Only the pictures stay out; every record is to be quoted exactly.

** start Entries supplied **

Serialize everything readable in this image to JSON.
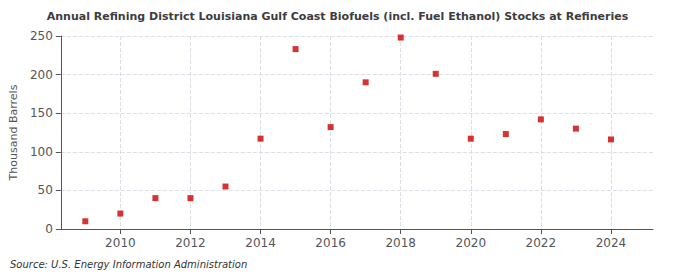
{
  "chart_data": {
    "type": "scatter",
    "title": "Annual Refining District Louisiana Gulf Coast Biofuels (incl. Fuel Ethanol) Stocks at Refineries",
    "ylabel": "Thousand Barrels",
    "source": "Source: U.S. Energy Information Administration",
    "x": [
      2009,
      2010,
      2011,
      2012,
      2013,
      2014,
      2015,
      2016,
      2017,
      2018,
      2019,
      2020,
      2021,
      2022,
      2023,
      2024
    ],
    "values": [
      10,
      20,
      40,
      40,
      55,
      117,
      233,
      132,
      190,
      248,
      201,
      117,
      123,
      142,
      130,
      116
    ],
    "color": "#CC0000",
    "marker": "square",
    "xlim": [
      2008.3,
      2025.2
    ],
    "xticks": [
      2010,
      2012,
      2014,
      2016,
      2018,
      2020,
      2022,
      2024
    ],
    "ylim": [
      0,
      250
    ],
    "yticks": [
      0,
      50,
      100,
      150,
      200,
      250
    ],
    "grid": true
  }
}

** end Entries supplied **

=== Output for this task ===
Serialize everything readable in this image to JSON.
{
  "chart_data": {
    "type": "scatter",
    "title": "Annual Refining District Louisiana Gulf Coast Biofuels (incl. Fuel Ethanol) Stocks at Refineries",
    "ylabel": "Thousand Barrels",
    "source": "Source: U.S. Energy Information Administration",
    "x": [
      2009,
      2010,
      2011,
      2012,
      2013,
      2014,
      2015,
      2016,
      2017,
      2018,
      2019,
      2020,
      2021,
      2022,
      2023,
      2024
    ],
    "values": [
      10,
      20,
      40,
      40,
      55,
      117,
      233,
      132,
      190,
      248,
      201,
      117,
      123,
      142,
      130,
      116
    ],
    "color": "#CC0000",
    "marker": "square",
    "xlim": [
      2008.3,
      2025.2
    ],
    "xticks": [
      2010,
      2012,
      2014,
      2016,
      2018,
      2020,
      2022,
      2024
    ],
    "ylim": [
      0,
      250
    ],
    "yticks": [
      0,
      50,
      100,
      150,
      200,
      250
    ],
    "grid": true
  }
}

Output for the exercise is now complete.